Saved data entries:

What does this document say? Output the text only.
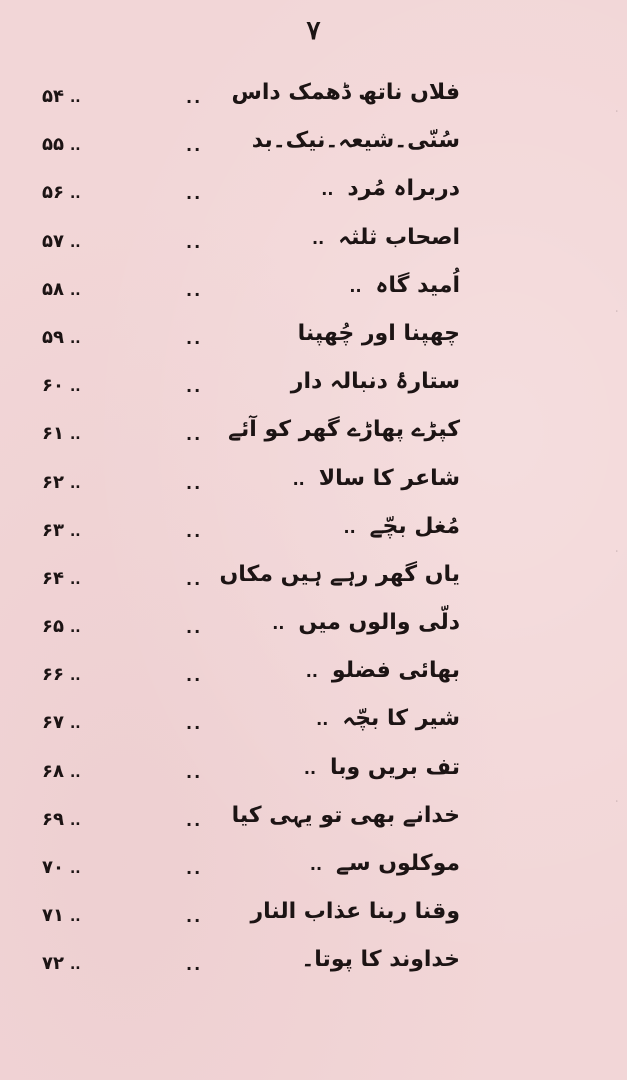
.
.
.
.
۷
فلاں ناتھ ڈھمک داس
..
۵۴ ..
سُنّی۔شیعہ۔نیک۔بد
..
۵۵ ..
دربراہ مُرد..
..
۵۶ ..
اصحاب ثلثہ..
..
۵۷ ..
اُمید گاہ..
..
۵۸ ..
چھپنا اور چُھپنا
..
۵۹ ..
ستارۂ دنبالہ دار
..
۶۰ ..
کپڑے پھاڑے گھر کو آئے
..
۶۱ ..
شاعر کا سالا..
..
۶۲ ..
مُغل بچّے..
..
۶۳ ..
یاں گھر رہے ہیں مکاں
..
۶۴ ..
دلّی والوں میں..
..
۶۵ ..
بھائی فضلو..
..
۶۶ ..
شیر کا بچّہ..
..
۶۷ ..
تف بریں وبا..
..
۶۸ ..
خدانے بھی تو یہی کیا
..
۶۹ ..
موکلوں سے..
..
۷۰ ..
وقنا ربنا عذاب النار
..
۷۱ ..
خداوند کا پوتا۔
..
۷۲ ..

• [The task]:
Reproduce the material above in full and without alteration, but skip all pictures.

• [Solution for this task]:
What does this document say? Output the text only.
.
.
.
.
۷
فلاں ناتھ ڈھمک داس
..
۵۴ ..
سُنّی۔شیعہ۔نیک۔بد
..
۵۵ ..
دربراہ مُرد..
..
۵۶ ..
اصحاب ثلثہ..
..
۵۷ ..
اُمید گاہ..
..
۵۸ ..
چھپنا اور چُھپنا
..
۵۹ ..
ستارۂ دنبالہ دار
..
۶۰ ..
کپڑے پھاڑے گھر کو آئے
..
۶۱ ..
شاعر کا سالا..
..
۶۲ ..
مُغل بچّے..
..
۶۳ ..
یاں گھر رہے ہیں مکاں
..
۶۴ ..
دلّی والوں میں..
..
۶۵ ..
بھائی فضلو..
..
۶۶ ..
شیر کا بچّہ..
..
۶۷ ..
تف بریں وبا..
..
۶۸ ..
خدانے بھی تو یہی کیا
..
۶۹ ..
موکلوں سے..
..
۷۰ ..
وقنا ربنا عذاب النار
..
۷۱ ..
خداوند کا پوتا۔
..
۷۲ ..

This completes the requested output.